= Written exercise =
Reproduce the data in its entirety, exactly as supplied.

***

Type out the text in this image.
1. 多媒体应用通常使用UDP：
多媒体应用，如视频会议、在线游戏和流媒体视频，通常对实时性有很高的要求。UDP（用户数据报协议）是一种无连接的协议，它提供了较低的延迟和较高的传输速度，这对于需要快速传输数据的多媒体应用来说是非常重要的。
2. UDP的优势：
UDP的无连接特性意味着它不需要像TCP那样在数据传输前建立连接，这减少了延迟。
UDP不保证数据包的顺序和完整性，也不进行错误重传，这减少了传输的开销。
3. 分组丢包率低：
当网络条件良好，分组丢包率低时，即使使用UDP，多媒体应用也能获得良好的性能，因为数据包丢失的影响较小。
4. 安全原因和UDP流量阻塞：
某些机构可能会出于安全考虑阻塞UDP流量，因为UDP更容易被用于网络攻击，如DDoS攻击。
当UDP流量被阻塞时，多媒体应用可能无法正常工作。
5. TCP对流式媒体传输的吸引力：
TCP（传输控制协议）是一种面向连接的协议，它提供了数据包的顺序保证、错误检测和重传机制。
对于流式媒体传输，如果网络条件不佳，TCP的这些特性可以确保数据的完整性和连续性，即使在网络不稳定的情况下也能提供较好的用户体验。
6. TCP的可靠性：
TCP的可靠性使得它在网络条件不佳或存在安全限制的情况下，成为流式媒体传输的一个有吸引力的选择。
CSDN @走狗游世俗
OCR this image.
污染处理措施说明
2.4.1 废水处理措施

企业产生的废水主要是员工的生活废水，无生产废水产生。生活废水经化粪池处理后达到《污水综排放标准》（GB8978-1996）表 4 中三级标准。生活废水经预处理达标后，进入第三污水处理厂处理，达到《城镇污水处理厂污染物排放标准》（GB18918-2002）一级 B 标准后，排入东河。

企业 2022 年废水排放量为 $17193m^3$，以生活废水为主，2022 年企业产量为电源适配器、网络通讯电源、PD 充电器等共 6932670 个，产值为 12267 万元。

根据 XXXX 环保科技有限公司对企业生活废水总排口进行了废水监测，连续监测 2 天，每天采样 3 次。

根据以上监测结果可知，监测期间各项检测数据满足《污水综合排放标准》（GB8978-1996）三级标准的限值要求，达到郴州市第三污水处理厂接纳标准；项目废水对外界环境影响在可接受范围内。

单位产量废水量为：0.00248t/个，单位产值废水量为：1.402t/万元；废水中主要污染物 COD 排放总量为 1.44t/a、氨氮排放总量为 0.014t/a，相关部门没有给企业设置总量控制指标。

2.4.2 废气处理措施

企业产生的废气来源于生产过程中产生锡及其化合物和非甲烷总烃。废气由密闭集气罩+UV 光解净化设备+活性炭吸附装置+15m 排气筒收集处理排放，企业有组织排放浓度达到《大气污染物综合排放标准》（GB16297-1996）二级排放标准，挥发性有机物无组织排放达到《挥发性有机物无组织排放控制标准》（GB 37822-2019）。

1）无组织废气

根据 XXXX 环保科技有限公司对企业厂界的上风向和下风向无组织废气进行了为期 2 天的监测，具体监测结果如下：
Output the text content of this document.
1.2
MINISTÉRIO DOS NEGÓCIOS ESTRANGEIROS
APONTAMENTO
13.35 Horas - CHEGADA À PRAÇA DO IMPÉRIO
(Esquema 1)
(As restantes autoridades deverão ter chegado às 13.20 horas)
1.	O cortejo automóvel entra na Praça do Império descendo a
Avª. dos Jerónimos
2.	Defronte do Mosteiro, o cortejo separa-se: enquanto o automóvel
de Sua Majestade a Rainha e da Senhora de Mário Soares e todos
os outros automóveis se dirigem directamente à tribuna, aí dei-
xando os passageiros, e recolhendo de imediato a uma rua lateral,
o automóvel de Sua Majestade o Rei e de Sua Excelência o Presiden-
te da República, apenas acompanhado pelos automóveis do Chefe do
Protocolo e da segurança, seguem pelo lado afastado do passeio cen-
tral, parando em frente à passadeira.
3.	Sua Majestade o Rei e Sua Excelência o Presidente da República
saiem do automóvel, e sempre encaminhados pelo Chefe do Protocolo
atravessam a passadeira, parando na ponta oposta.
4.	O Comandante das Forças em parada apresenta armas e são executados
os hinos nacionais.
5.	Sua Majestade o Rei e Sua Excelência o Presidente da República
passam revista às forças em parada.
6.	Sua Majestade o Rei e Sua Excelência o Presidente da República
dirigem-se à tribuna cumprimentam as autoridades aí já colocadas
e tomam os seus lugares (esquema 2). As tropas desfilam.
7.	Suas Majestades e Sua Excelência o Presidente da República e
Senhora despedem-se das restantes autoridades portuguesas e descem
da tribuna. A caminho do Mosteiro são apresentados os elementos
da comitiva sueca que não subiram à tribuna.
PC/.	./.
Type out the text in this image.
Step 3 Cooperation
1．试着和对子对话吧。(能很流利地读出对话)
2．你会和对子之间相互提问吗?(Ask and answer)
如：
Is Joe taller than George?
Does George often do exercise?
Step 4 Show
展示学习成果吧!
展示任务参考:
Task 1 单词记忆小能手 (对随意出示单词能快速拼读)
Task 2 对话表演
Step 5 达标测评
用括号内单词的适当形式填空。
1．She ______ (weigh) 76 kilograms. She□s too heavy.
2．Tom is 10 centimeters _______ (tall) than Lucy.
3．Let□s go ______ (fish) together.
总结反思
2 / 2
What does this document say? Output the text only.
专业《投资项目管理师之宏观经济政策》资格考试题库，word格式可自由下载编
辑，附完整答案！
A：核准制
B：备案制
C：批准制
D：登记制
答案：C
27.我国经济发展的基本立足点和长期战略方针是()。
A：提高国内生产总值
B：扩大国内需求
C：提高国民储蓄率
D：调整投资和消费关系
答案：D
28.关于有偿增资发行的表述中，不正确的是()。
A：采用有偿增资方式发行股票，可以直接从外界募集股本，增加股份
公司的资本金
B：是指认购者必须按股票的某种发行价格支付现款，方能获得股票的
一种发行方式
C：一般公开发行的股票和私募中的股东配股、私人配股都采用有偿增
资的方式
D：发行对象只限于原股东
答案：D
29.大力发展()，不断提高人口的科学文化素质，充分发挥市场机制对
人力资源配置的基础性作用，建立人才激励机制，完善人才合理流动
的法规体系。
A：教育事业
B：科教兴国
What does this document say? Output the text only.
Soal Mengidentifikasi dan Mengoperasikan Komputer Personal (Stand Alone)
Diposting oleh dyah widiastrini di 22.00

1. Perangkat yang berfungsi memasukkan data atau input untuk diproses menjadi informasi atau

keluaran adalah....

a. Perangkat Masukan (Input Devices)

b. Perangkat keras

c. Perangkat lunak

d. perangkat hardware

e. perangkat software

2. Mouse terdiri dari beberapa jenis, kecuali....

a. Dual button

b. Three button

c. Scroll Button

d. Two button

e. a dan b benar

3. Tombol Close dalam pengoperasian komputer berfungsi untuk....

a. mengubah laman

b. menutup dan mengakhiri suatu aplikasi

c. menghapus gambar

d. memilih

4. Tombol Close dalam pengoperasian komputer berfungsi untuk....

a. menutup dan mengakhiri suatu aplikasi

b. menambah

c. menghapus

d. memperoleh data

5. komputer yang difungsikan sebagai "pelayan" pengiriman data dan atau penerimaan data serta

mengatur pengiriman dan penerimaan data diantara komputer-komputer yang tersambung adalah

***

= Finished answer =
Type out the text in this image.
1. 多媒体应用通常使用UDP：
多媒体应用，如视频会议、在线游戏和流媒体视频，通常对实时性有很高的要求。UDP（用户数据报协议）是一种无连接的协议，它提供了较低的延迟和较高的传输速度，这对于需要快速传输数据的多媒体应用来说是非常重要的。
2. UDP的优势：
UDP的无连接特性意味着它不需要像TCP那样在数据传输前建立连接，这减少了延迟。
UDP不保证数据包的顺序和完整性，也不进行错误重传，这减少了传输的开销。
3. 分组丢包率低：
当网络条件良好，分组丢包率低时，即使使用UDP，多媒体应用也能获得良好的性能，因为数据包丢失的影响较小。
4. 安全原因和UDP流量阻塞：
某些机构可能会出于安全考虑阻塞UDP流量，因为UDP更容易被用于网络攻击，如DDoS攻击。
当UDP流量被阻塞时，多媒体应用可能无法正常工作。
5. TCP对流式媒体传输的吸引力：
TCP（传输控制协议）是一种面向连接的协议，它提供了数据包的顺序保证、错误检测和重传机制。
对于流式媒体传输，如果网络条件不佳，TCP的这些特性可以确保数据的完整性和连续性，即使在网络不稳定的情况下也能提供较好的用户体验。
6. TCP的可靠性：
TCP的可靠性使得它在网络条件不佳或存在安全限制的情况下，成为流式媒体传输的一个有吸引力的选择。
CSDN @走狗游世俗
OCR this image.
污染处理措施说明
2.4.1 废水处理措施

企业产生的废水主要是员工的生活废水，无生产废水产生。生活废水经化粪池处理后达到《污水综排放标准》（GB8978-1996）表 4 中三级标准。生活废水经预处理达标后，进入第三污水处理厂处理，达到《城镇污水处理厂污染物排放标准》（GB18918-2002）一级 B 标准后，排入东河。

企业 2022 年废水排放量为 $17193m^3$，以生活废水为主，2022 年企业产量为电源适配器、网络通讯电源、PD 充电器等共 6932670 个，产值为 12267 万元。

根据 XXXX 环保科技有限公司对企业生活废水总排口进行了废水监测，连续监测 2 天，每天采样 3 次。

根据以上监测结果可知，监测期间各项检测数据满足《污水综合排放标准》（GB8978-1996）三级标准的限值要求，达到郴州市第三污水处理厂接纳标准；项目废水对外界环境影响在可接受范围内。

单位产量废水量为：0.00248t/个，单位产值废水量为：1.402t/万元；废水中主要污染物 COD 排放总量为 1.44t/a、氨氮排放总量为 0.014t/a，相关部门没有给企业设置总量控制指标。

2.4.2 废气处理措施

企业产生的废气来源于生产过程中产生锡及其化合物和非甲烷总烃。废气由密闭集气罩+UV 光解净化设备+活性炭吸附装置+15m 排气筒收集处理排放，企业有组织排放浓度达到《大气污染物综合排放标准》（GB16297-1996）二级排放标准，挥发性有机物无组织排放达到《挥发性有机物无组织排放控制标准》（GB 37822-2019）。

1）无组织废气

根据 XXXX 环保科技有限公司对企业厂界的上风向和下风向无组织废气进行了为期 2 天的监测，具体监测结果如下：
Output the text content of this document.
1.2
MINISTÉRIO DOS NEGÓCIOS ESTRANGEIROS
APONTAMENTO
13.35 Horas - CHEGADA À PRAÇA DO IMPÉRIO
(Esquema 1)
(As restantes autoridades deverão ter chegado às 13.20 horas)
1.	O cortejo automóvel entra na Praça do Império descendo a
Avª. dos Jerónimos
2.	Defronte do Mosteiro, o cortejo separa-se: enquanto o automóvel
de Sua Majestade a Rainha e da Senhora de Mário Soares e todos
os outros automóveis se dirigem directamente à tribuna, aí dei-
xando os passageiros, e recolhendo de imediato a uma rua lateral,
o automóvel de Sua Majestade o Rei e de Sua Excelência o Presiden-
te da República, apenas acompanhado pelos automóveis do Chefe do
Protocolo e da segurança, seguem pelo lado afastado do passeio cen-
tral, parando em frente à passadeira.
3.	Sua Majestade o Rei e Sua Excelência o Presidente da República
saiem do automóvel, e sempre encaminhados pelo Chefe do Protocolo
atravessam a passadeira, parando na ponta oposta.
4.	O Comandante das Forças em parada apresenta armas e são executados
os hinos nacionais.
5.	Sua Majestade o Rei e Sua Excelência o Presidente da República
passam revista às forças em parada.
6.	Sua Majestade o Rei e Sua Excelência o Presidente da República
dirigem-se à tribuna cumprimentam as autoridades aí já colocadas
e tomam os seus lugares (esquema 2). As tropas desfilam.
7.	Suas Majestades e Sua Excelência o Presidente da República e
Senhora despedem-se das restantes autoridades portuguesas e descem
da tribuna. A caminho do Mosteiro são apresentados os elementos
da comitiva sueca que não subiram à tribuna.
PC/.	./.
Type out the text in this image.
Step 3 Cooperation
1．试着和对子对话吧。(能很流利地读出对话)
2．你会和对子之间相互提问吗?(Ask and answer)
如：
Is Joe taller than George?
Does George often do exercise?
Step 4 Show
展示学习成果吧!
展示任务参考:
Task 1 单词记忆小能手 (对随意出示单词能快速拼读)
Task 2 对话表演
Step 5 达标测评
用括号内单词的适当形式填空。
1．She ______ (weigh) 76 kilograms. She□s too heavy.
2．Tom is 10 centimeters _______ (tall) than Lucy.
3．Let□s go ______ (fish) together.
总结反思
2 / 2
What does this document say? Output the text only.
专业《投资项目管理师之宏观经济政策》资格考试题库，word格式可自由下载编
辑，附完整答案！
A：核准制
B：备案制
C：批准制
D：登记制
答案：C
27.我国经济发展的基本立足点和长期战略方针是()。
A：提高国内生产总值
B：扩大国内需求
C：提高国民储蓄率
D：调整投资和消费关系
答案：D
28.关于有偿增资发行的表述中，不正确的是()。
A：采用有偿增资方式发行股票，可以直接从外界募集股本，增加股份
公司的资本金
B：是指认购者必须按股票的某种发行价格支付现款，方能获得股票的
一种发行方式
C：一般公开发行的股票和私募中的股东配股、私人配股都采用有偿增
资的方式
D：发行对象只限于原股东
答案：D
29.大力发展()，不断提高人口的科学文化素质，充分发挥市场机制对
人力资源配置的基础性作用，建立人才激励机制，完善人才合理流动
的法规体系。
A：教育事业
B：科教兴国
What does this document say? Output the text only.
Soal Mengidentifikasi dan Mengoperasikan Komputer Personal (Stand Alone)
Diposting oleh dyah widiastrini di 22.00

1. Perangkat yang berfungsi memasukkan data atau input untuk diproses menjadi informasi atau

keluaran adalah....

a. Perangkat Masukan (Input Devices)

b. Perangkat keras

c. Perangkat lunak

d. perangkat hardware

e. perangkat software

2. Mouse terdiri dari beberapa jenis, kecuali....

a. Dual button

b. Three button

c. Scroll Button

d. Two button

e. a dan b benar

3. Tombol Close dalam pengoperasian komputer berfungsi untuk....

a. mengubah laman

b. menutup dan mengakhiri suatu aplikasi

c. menghapus gambar

d. memilih

4. Tombol Close dalam pengoperasian komputer berfungsi untuk....

a. menutup dan mengakhiri suatu aplikasi

b. menambah

c. menghapus

d. memperoleh data

5. komputer yang difungsikan sebagai "pelayan" pengiriman data dan atau penerimaan data serta

mengatur pengiriman dan penerimaan data diantara komputer-komputer yang tersambung adalah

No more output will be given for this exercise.